(Saved entries)
--- begin ---
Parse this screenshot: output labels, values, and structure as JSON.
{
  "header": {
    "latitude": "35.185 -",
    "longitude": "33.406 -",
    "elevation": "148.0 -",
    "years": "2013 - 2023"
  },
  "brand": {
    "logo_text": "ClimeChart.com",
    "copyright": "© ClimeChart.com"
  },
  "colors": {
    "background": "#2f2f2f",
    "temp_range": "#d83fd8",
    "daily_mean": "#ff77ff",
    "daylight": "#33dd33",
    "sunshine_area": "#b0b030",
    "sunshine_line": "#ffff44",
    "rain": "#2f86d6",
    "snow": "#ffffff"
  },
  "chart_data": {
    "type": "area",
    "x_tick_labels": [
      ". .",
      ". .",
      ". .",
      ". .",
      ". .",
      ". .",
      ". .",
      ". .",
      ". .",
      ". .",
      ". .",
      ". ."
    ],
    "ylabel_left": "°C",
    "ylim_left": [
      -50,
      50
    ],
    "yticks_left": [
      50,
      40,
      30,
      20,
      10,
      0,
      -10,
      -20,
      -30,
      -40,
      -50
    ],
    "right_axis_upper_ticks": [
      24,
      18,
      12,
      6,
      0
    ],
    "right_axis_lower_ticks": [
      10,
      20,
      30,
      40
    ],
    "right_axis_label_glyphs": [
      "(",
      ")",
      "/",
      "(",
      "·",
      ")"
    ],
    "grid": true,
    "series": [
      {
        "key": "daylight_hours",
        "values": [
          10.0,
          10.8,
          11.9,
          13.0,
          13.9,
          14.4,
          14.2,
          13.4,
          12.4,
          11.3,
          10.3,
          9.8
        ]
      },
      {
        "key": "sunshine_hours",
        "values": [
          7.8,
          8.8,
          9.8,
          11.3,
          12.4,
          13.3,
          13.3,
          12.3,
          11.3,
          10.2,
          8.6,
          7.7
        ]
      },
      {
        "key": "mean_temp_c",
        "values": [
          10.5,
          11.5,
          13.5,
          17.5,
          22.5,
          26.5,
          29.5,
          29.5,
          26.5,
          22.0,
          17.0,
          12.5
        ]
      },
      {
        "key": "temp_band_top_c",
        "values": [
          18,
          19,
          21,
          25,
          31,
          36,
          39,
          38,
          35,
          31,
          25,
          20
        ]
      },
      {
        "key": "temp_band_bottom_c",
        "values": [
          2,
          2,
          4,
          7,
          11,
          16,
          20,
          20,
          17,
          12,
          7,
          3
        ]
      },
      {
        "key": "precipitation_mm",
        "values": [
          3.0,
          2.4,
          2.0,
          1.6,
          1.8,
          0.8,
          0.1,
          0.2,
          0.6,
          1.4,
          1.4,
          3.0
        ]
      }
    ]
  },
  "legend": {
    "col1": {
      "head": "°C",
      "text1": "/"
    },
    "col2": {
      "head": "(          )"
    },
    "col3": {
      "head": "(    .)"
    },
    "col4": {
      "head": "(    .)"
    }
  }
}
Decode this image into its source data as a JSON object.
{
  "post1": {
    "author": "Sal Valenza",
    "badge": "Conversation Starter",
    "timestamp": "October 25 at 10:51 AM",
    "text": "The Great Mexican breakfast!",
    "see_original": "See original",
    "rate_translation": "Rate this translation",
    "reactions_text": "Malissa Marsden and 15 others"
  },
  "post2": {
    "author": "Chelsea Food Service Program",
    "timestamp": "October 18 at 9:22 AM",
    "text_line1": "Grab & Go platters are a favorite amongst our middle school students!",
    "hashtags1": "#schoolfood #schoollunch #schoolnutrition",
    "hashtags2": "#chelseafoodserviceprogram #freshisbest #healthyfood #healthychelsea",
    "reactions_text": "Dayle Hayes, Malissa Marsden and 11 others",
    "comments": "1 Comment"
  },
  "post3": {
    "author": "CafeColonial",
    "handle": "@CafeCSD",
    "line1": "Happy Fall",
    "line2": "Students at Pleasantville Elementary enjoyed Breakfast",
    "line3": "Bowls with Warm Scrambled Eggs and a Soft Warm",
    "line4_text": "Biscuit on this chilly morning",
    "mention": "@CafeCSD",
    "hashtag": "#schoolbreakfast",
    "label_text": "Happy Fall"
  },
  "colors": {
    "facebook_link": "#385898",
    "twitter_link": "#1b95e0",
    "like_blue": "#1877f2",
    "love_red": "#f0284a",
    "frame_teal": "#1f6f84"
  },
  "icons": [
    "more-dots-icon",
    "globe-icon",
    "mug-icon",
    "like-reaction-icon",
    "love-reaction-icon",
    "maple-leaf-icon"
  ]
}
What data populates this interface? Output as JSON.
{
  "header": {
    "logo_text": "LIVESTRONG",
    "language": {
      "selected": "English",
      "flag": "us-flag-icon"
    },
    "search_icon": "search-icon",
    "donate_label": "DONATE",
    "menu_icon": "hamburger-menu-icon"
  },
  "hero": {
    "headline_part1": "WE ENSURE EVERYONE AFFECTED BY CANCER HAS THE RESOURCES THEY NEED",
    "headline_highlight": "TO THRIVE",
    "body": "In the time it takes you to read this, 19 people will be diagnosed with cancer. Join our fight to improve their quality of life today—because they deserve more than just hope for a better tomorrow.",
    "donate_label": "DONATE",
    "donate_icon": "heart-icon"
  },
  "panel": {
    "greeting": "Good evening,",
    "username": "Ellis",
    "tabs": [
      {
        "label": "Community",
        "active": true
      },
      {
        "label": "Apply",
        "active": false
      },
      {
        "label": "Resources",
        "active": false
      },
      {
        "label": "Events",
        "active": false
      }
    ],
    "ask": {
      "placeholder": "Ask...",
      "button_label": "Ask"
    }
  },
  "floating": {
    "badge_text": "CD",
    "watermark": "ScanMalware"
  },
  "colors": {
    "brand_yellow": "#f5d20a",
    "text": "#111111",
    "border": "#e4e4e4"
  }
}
--- end ---
» GOAL: All the data must be duplicated exactly, with nothing added or removed.

» SOLUTION TO THIS PROBLEM:
Parse this screenshot: output labels, values, and structure as JSON.
{
  "header": {
    "latitude": "35.185 -",
    "longitude": "33.406 -",
    "elevation": "148.0 -",
    "years": "2013 - 2023"
  },
  "brand": {
    "logo_text": "ClimeChart.com",
    "copyright": "© ClimeChart.com"
  },
  "colors": {
    "background": "#2f2f2f",
    "temp_range": "#d83fd8",
    "daily_mean": "#ff77ff",
    "daylight": "#33dd33",
    "sunshine_area": "#b0b030",
    "sunshine_line": "#ffff44",
    "rain": "#2f86d6",
    "snow": "#ffffff"
  },
  "chart_data": {
    "type": "area",
    "x_tick_labels": [
      ". .",
      ". .",
      ". .",
      ". .",
      ". .",
      ". .",
      ". .",
      ". .",
      ". .",
      ". .",
      ". .",
      ". ."
    ],
    "ylabel_left": "°C",
    "ylim_left": [
      -50,
      50
    ],
    "yticks_left": [
      50,
      40,
      30,
      20,
      10,
      0,
      -10,
      -20,
      -30,
      -40,
      -50
    ],
    "right_axis_upper_ticks": [
      24,
      18,
      12,
      6,
      0
    ],
    "right_axis_lower_ticks": [
      10,
      20,
      30,
      40
    ],
    "right_axis_label_glyphs": [
      "(",
      ")",
      "/",
      "(",
      "·",
      ")"
    ],
    "grid": true,
    "series": [
      {
        "key": "daylight_hours",
        "values": [
          10.0,
          10.8,
          11.9,
          13.0,
          13.9,
          14.4,
          14.2,
          13.4,
          12.4,
          11.3,
          10.3,
          9.8
        ]
      },
      {
        "key": "sunshine_hours",
        "values": [
          7.8,
          8.8,
          9.8,
          11.3,
          12.4,
          13.3,
          13.3,
          12.3,
          11.3,
          10.2,
          8.6,
          7.7
        ]
      },
      {
        "key": "mean_temp_c",
        "values": [
          10.5,
          11.5,
          13.5,
          17.5,
          22.5,
          26.5,
          29.5,
          29.5,
          26.5,
          22.0,
          17.0,
          12.5
        ]
      },
      {
        "key": "temp_band_top_c",
        "values": [
          18,
          19,
          21,
          25,
          31,
          36,
          39,
          38,
          35,
          31,
          25,
          20
        ]
      },
      {
        "key": "temp_band_bottom_c",
        "values": [
          2,
          2,
          4,
          7,
          11,
          16,
          20,
          20,
          17,
          12,
          7,
          3
        ]
      },
      {
        "key": "precipitation_mm",
        "values": [
          3.0,
          2.4,
          2.0,
          1.6,
          1.8,
          0.8,
          0.1,
          0.2,
          0.6,
          1.4,
          1.4,
          3.0
        ]
      }
    ]
  },
  "legend": {
    "col1": {
      "head": "°C",
      "text1": "/"
    },
    "col2": {
      "head": "(          )"
    },
    "col3": {
      "head": "(    .)"
    },
    "col4": {
      "head": "(    .)"
    }
  }
}
Decode this image into its source data as a JSON object.
{
  "post1": {
    "author": "Sal Valenza",
    "badge": "Conversation Starter",
    "timestamp": "October 25 at 10:51 AM",
    "text": "The Great Mexican breakfast!",
    "see_original": "See original",
    "rate_translation": "Rate this translation",
    "reactions_text": "Malissa Marsden and 15 others"
  },
  "post2": {
    "author": "Chelsea Food Service Program",
    "timestamp": "October 18 at 9:22 AM",
    "text_line1": "Grab & Go platters are a favorite amongst our middle school students!",
    "hashtags1": "#schoolfood #schoollunch #schoolnutrition",
    "hashtags2": "#chelseafoodserviceprogram #freshisbest #healthyfood #healthychelsea",
    "reactions_text": "Dayle Hayes, Malissa Marsden and 11 others",
    "comments": "1 Comment"
  },
  "post3": {
    "author": "CafeColonial",
    "handle": "@CafeCSD",
    "line1": "Happy Fall",
    "line2": "Students at Pleasantville Elementary enjoyed Breakfast",
    "line3": "Bowls with Warm Scrambled Eggs and a Soft Warm",
    "line4_text": "Biscuit on this chilly morning",
    "mention": "@CafeCSD",
    "hashtag": "#schoolbreakfast",
    "label_text": "Happy Fall"
  },
  "colors": {
    "facebook_link": "#385898",
    "twitter_link": "#1b95e0",
    "like_blue": "#1877f2",
    "love_red": "#f0284a",
    "frame_teal": "#1f6f84"
  },
  "icons": [
    "more-dots-icon",
    "globe-icon",
    "mug-icon",
    "like-reaction-icon",
    "love-reaction-icon",
    "maple-leaf-icon"
  ]
}
What data populates this interface? Output as JSON.
{
  "header": {
    "logo_text": "LIVESTRONG",
    "language": {
      "selected": "English",
      "flag": "us-flag-icon"
    },
    "search_icon": "search-icon",
    "donate_label": "DONATE",
    "menu_icon": "hamburger-menu-icon"
  },
  "hero": {
    "headline_part1": "WE ENSURE EVERYONE AFFECTED BY CANCER HAS THE RESOURCES THEY NEED",
    "headline_highlight": "TO THRIVE",
    "body": "In the time it takes you to read this, 19 people will be diagnosed with cancer. Join our fight to improve their quality of life today—because they deserve more than just hope for a better tomorrow.",
    "donate_label": "DONATE",
    "donate_icon": "heart-icon"
  },
  "panel": {
    "greeting": "Good evening,",
    "username": "Ellis",
    "tabs": [
      {
        "label": "Community",
        "active": true
      },
      {
        "label": "Apply",
        "active": false
      },
      {
        "label": "Resources",
        "active": false
      },
      {
        "label": "Events",
        "active": false
      }
    ],
    "ask": {
      "placeholder": "Ask...",
      "button_label": "Ask"
    }
  },
  "floating": {
    "badge_text": "CD",
    "watermark": "ScanMalware"
  },
  "colors": {
    "brand_yellow": "#f5d20a",
    "text": "#111111",
    "border": "#e4e4e4"
  }
}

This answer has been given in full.